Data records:
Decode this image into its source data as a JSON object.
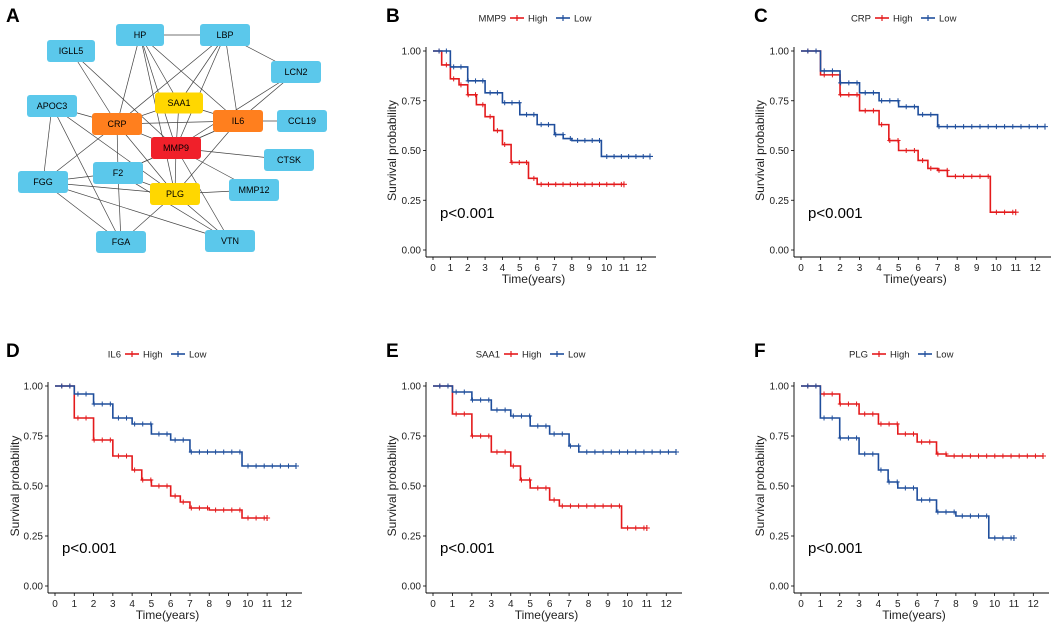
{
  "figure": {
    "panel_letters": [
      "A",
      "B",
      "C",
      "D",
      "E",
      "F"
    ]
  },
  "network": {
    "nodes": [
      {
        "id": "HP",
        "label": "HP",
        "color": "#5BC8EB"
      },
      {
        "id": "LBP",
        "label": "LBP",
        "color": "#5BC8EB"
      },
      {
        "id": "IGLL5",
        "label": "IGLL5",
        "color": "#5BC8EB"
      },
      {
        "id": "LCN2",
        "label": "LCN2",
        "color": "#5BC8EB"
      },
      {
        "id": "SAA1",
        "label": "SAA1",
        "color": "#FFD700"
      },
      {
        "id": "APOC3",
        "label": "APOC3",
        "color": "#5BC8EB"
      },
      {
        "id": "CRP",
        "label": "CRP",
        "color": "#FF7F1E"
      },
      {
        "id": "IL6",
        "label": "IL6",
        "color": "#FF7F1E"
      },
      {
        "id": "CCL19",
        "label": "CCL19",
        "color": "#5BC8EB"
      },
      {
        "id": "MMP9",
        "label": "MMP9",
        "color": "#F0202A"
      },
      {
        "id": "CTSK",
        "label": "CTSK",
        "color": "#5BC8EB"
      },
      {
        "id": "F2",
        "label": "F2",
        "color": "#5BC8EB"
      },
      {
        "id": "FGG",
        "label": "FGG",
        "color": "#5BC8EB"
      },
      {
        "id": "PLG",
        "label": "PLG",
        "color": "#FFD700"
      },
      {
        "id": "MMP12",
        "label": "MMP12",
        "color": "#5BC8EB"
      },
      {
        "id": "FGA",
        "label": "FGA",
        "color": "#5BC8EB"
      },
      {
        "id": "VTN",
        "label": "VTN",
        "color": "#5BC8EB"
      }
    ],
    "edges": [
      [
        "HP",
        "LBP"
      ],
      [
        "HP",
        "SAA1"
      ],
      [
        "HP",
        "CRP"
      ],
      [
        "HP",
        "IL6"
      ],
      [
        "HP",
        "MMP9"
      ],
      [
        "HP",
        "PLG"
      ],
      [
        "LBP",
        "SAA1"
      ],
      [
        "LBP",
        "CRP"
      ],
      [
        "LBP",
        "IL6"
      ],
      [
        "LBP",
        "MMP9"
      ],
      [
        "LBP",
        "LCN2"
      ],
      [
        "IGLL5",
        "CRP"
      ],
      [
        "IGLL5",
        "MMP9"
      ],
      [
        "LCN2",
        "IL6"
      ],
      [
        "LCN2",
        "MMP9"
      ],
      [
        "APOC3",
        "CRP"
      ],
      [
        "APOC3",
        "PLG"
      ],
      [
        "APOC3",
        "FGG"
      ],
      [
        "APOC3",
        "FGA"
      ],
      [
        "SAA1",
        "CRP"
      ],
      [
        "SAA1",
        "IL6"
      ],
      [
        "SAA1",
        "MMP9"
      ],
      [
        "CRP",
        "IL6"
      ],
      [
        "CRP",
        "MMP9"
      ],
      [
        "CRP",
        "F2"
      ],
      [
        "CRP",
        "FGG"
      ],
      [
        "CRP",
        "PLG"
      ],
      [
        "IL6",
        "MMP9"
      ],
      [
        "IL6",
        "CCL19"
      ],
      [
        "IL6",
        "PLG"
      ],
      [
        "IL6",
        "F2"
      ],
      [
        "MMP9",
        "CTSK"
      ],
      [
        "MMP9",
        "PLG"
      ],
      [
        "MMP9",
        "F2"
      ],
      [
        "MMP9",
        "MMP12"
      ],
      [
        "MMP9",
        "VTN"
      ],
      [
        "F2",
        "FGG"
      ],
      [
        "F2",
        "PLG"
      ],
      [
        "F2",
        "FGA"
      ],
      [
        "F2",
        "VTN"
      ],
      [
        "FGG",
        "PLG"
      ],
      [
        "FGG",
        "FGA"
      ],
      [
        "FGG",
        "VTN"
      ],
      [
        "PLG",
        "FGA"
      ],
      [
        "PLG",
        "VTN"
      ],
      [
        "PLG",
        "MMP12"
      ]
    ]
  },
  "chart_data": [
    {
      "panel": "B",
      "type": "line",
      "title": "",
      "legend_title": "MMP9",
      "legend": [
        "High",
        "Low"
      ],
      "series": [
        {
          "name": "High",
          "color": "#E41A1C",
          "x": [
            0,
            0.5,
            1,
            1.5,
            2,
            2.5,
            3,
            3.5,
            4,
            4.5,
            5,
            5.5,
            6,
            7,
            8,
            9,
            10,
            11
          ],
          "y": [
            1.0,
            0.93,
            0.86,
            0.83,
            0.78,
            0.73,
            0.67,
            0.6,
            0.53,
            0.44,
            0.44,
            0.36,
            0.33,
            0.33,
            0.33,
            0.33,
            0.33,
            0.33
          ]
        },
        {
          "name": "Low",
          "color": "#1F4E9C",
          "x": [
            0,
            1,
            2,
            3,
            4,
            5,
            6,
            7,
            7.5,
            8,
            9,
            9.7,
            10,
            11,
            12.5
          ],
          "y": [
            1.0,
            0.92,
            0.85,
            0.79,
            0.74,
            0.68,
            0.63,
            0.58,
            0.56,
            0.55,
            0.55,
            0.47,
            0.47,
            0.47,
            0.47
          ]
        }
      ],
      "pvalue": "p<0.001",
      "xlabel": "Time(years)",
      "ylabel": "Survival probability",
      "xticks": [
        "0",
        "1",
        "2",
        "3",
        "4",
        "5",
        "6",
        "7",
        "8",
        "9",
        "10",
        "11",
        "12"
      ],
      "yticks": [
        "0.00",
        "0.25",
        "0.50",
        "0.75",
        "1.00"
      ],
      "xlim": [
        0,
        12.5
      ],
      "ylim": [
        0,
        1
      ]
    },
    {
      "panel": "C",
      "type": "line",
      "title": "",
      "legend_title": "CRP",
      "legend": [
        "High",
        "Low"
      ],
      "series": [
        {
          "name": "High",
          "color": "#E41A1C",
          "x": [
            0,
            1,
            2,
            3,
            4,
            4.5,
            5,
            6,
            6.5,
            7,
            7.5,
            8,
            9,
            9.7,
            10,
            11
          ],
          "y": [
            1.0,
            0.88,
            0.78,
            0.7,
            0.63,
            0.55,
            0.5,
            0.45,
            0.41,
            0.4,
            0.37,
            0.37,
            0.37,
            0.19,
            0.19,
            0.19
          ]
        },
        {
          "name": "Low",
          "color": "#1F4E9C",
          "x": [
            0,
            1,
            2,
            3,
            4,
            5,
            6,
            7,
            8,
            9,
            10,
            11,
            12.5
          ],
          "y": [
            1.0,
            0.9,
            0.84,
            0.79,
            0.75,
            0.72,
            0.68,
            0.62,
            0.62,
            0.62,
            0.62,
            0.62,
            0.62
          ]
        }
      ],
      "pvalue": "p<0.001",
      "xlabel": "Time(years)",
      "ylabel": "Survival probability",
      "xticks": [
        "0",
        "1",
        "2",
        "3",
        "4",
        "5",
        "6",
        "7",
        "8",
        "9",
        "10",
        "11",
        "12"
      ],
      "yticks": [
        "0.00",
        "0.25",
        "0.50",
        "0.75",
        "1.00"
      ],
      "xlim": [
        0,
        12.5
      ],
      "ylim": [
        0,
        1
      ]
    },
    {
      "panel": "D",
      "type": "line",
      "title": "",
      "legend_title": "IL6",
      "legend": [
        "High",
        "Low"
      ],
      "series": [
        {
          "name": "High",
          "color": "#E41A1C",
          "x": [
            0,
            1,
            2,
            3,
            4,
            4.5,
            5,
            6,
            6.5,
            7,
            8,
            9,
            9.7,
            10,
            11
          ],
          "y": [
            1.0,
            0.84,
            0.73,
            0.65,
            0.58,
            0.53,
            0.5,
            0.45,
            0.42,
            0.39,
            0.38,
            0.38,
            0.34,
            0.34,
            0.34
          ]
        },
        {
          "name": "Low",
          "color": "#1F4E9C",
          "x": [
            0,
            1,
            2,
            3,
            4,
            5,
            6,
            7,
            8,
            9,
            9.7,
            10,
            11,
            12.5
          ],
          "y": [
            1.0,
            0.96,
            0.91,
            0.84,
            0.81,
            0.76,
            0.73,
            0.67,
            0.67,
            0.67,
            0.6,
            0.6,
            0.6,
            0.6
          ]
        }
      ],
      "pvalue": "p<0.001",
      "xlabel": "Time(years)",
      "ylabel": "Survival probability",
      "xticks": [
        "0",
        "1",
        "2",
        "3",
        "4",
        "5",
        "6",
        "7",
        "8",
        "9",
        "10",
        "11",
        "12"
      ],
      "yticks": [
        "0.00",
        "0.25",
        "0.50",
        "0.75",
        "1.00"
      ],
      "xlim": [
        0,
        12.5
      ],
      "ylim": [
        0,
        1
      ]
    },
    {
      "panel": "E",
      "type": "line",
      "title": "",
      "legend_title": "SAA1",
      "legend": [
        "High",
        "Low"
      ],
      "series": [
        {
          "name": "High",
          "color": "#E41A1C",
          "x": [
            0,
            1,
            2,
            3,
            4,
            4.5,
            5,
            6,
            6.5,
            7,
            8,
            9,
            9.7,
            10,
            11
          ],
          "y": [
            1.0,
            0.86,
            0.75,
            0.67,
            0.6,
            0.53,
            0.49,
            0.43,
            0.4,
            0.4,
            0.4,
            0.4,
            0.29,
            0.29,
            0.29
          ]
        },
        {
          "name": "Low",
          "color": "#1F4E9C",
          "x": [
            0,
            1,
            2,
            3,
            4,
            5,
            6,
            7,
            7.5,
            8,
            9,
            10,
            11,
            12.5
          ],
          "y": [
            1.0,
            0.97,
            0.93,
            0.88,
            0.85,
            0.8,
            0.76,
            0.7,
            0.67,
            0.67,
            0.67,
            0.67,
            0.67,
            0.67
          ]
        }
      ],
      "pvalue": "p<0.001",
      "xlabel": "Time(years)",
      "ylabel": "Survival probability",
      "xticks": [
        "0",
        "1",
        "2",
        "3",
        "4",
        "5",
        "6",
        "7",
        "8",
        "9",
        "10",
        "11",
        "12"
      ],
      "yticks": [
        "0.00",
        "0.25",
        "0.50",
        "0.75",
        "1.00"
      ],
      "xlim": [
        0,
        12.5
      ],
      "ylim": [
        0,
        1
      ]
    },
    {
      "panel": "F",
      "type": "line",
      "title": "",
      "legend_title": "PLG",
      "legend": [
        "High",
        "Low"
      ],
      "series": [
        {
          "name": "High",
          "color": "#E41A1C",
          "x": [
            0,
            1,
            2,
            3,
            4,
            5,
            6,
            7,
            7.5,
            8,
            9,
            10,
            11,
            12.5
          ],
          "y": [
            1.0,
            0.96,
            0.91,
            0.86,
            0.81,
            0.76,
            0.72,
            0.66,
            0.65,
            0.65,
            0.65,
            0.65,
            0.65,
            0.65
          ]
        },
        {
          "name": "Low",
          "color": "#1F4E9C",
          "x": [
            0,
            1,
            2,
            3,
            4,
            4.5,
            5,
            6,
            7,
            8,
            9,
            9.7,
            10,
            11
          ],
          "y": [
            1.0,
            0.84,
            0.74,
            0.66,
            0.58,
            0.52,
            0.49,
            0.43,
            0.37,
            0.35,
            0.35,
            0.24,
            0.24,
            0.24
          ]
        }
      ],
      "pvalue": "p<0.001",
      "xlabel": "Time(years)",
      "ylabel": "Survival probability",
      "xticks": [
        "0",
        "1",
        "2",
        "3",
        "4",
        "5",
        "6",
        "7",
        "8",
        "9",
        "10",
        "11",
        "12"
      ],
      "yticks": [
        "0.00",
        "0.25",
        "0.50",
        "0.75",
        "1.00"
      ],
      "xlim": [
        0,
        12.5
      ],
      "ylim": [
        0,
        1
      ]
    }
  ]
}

...

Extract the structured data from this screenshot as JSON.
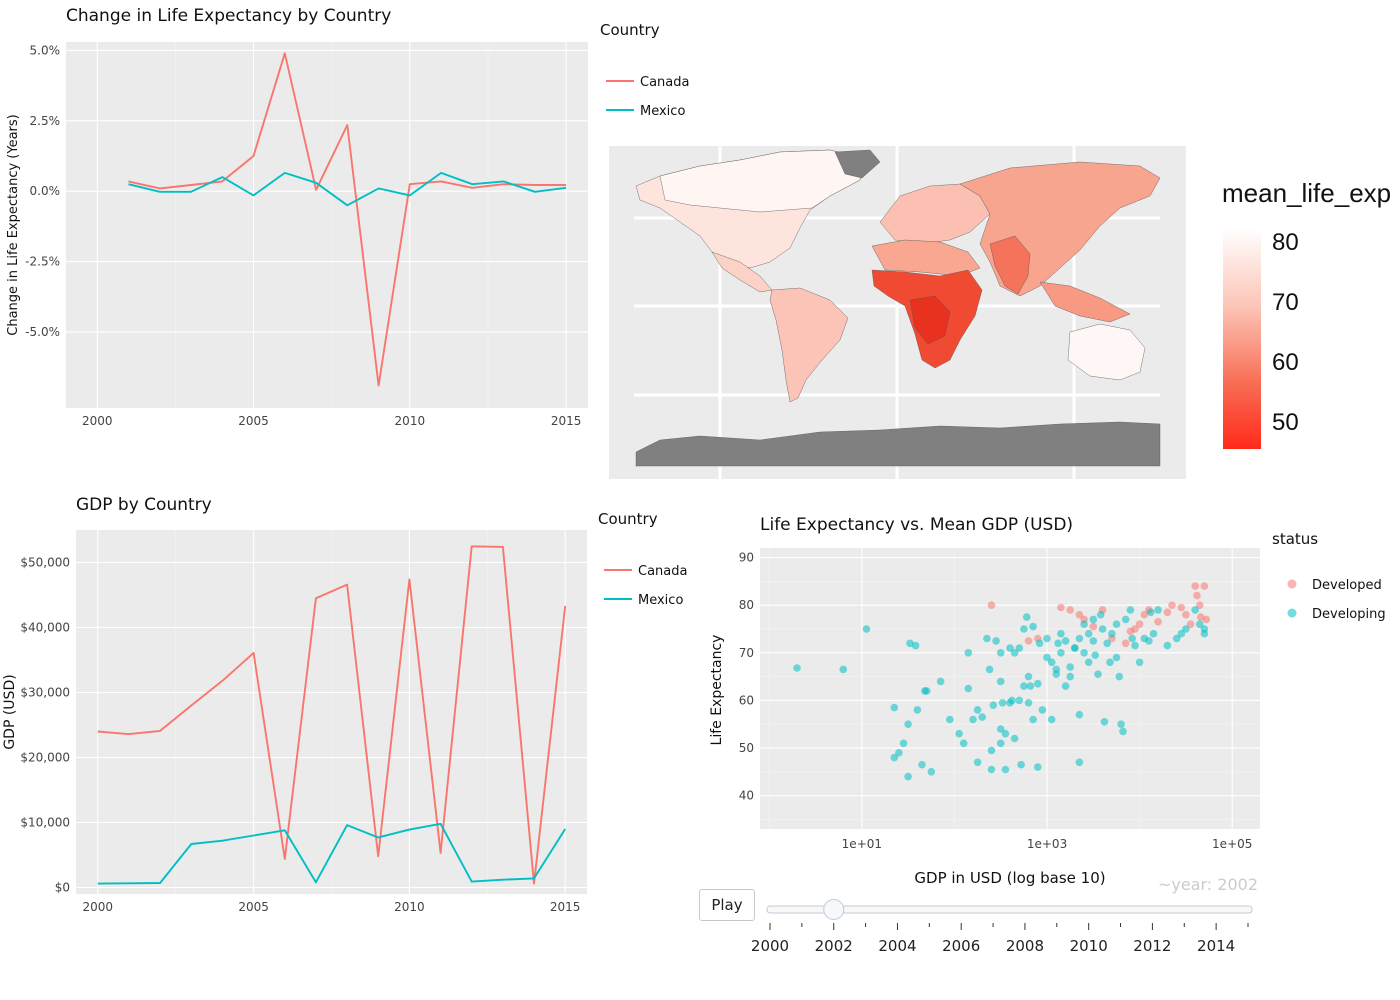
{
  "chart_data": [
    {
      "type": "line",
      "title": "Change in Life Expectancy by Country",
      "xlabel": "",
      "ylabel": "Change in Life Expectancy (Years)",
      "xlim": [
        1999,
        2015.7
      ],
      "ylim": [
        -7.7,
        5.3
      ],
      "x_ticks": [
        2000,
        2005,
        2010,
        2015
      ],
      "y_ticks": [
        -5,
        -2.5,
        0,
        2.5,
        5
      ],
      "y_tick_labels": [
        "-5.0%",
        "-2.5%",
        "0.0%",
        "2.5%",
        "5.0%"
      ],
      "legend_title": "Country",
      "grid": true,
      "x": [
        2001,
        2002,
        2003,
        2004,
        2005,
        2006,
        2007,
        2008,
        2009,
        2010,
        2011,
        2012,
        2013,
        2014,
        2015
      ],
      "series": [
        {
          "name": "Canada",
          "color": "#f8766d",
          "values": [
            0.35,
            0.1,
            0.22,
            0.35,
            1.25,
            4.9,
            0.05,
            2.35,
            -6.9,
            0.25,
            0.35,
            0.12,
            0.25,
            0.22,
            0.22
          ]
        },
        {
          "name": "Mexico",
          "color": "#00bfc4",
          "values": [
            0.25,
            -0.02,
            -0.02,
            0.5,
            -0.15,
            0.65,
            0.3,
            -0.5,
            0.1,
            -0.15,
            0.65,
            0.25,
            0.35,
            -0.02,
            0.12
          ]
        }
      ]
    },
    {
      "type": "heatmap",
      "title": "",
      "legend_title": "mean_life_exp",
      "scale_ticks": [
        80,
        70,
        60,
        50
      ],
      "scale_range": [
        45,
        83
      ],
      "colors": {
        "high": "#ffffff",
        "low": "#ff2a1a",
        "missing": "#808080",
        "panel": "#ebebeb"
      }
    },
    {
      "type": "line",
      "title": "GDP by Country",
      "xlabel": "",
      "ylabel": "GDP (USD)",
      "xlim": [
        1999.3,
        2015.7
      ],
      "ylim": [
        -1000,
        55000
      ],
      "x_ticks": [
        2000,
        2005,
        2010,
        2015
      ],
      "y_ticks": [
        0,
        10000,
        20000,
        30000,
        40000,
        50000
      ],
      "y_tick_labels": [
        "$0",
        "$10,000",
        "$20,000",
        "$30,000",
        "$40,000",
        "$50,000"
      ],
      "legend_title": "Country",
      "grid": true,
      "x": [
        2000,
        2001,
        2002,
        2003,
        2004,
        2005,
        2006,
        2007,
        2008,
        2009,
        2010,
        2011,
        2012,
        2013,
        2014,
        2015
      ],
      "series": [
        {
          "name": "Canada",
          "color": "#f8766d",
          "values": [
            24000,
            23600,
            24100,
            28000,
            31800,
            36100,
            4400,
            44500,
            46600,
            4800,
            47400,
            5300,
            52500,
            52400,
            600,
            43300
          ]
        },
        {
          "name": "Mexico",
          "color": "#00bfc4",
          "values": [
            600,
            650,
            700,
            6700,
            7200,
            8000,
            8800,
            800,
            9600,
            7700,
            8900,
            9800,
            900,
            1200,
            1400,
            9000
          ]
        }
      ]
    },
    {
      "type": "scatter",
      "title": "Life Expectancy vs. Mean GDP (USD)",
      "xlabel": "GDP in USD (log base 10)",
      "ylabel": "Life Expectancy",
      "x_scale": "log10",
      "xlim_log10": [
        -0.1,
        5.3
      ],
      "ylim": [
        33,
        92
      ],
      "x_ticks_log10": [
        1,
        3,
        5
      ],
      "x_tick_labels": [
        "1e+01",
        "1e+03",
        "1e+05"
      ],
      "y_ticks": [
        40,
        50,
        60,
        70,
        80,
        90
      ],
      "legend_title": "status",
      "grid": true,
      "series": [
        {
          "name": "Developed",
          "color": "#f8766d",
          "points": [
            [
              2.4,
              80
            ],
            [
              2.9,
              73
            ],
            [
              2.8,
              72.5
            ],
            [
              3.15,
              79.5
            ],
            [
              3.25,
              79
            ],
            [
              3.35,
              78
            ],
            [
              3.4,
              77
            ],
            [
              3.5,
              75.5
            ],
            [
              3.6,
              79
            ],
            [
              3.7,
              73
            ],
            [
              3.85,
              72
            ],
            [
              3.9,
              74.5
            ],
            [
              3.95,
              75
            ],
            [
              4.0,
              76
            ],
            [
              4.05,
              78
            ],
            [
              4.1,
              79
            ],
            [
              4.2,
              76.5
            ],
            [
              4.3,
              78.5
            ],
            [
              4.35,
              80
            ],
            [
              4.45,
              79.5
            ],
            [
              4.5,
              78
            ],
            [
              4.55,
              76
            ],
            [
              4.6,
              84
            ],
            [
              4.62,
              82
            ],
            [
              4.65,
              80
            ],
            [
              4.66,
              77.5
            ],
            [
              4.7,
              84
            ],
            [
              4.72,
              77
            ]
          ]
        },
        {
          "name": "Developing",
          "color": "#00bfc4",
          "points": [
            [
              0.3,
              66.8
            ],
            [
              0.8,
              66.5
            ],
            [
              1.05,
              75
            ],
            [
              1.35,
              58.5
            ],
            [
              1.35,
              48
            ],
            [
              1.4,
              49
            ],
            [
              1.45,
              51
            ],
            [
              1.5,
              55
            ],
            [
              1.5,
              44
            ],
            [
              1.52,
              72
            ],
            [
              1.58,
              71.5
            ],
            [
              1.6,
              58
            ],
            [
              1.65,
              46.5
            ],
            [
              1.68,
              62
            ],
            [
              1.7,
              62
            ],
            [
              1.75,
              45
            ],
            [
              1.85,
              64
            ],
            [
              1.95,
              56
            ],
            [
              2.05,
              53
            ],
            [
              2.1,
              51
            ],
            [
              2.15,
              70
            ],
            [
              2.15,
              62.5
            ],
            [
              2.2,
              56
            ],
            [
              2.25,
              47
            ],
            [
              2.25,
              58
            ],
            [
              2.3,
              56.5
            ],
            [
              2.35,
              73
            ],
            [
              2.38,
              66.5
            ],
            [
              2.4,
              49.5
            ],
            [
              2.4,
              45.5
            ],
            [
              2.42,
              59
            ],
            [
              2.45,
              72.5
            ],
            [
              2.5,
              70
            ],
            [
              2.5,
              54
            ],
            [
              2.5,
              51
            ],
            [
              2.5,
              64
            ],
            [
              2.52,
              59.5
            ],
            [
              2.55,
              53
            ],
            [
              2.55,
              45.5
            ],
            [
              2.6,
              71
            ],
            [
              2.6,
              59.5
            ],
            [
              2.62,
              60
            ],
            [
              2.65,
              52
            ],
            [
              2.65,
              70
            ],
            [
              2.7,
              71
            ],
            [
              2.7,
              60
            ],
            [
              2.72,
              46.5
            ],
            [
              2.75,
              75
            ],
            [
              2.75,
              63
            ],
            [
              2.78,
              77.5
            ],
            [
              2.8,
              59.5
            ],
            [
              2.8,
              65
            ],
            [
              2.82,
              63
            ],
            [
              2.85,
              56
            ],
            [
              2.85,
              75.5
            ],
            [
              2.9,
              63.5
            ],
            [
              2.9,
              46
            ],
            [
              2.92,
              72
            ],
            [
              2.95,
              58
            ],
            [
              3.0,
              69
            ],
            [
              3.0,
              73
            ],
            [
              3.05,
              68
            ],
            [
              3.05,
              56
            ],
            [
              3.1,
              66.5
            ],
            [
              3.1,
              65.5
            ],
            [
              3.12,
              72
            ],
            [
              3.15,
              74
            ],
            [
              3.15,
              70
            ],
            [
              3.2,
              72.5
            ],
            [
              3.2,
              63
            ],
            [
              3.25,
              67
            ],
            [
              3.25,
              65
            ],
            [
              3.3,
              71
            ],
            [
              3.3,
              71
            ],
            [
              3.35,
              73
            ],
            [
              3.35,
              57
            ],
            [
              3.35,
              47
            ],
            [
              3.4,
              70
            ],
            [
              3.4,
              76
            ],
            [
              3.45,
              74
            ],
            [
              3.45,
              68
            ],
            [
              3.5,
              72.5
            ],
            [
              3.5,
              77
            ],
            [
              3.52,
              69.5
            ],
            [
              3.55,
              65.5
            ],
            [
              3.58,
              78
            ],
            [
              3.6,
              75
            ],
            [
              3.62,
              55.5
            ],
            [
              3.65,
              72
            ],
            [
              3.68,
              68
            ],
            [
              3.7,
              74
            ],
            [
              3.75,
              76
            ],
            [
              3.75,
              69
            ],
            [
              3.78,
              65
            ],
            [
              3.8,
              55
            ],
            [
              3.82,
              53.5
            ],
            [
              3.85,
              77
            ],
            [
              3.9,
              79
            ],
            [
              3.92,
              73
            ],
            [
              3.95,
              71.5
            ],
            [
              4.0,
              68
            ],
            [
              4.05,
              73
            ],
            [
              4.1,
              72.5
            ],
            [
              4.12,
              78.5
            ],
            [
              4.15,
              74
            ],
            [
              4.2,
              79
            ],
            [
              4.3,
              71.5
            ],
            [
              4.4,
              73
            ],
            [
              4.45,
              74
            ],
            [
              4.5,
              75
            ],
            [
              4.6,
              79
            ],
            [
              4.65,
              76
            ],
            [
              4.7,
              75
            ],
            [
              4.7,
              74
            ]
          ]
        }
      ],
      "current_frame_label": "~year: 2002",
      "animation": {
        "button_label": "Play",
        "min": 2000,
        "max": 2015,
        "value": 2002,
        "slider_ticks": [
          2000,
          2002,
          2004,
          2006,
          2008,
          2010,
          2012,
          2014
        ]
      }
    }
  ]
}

-- Objective --
Show each line holding the word "this".

-- The completed task --
Decode this image into its source data as a JSON object.
Extract the structured data from this screenshot as JSON.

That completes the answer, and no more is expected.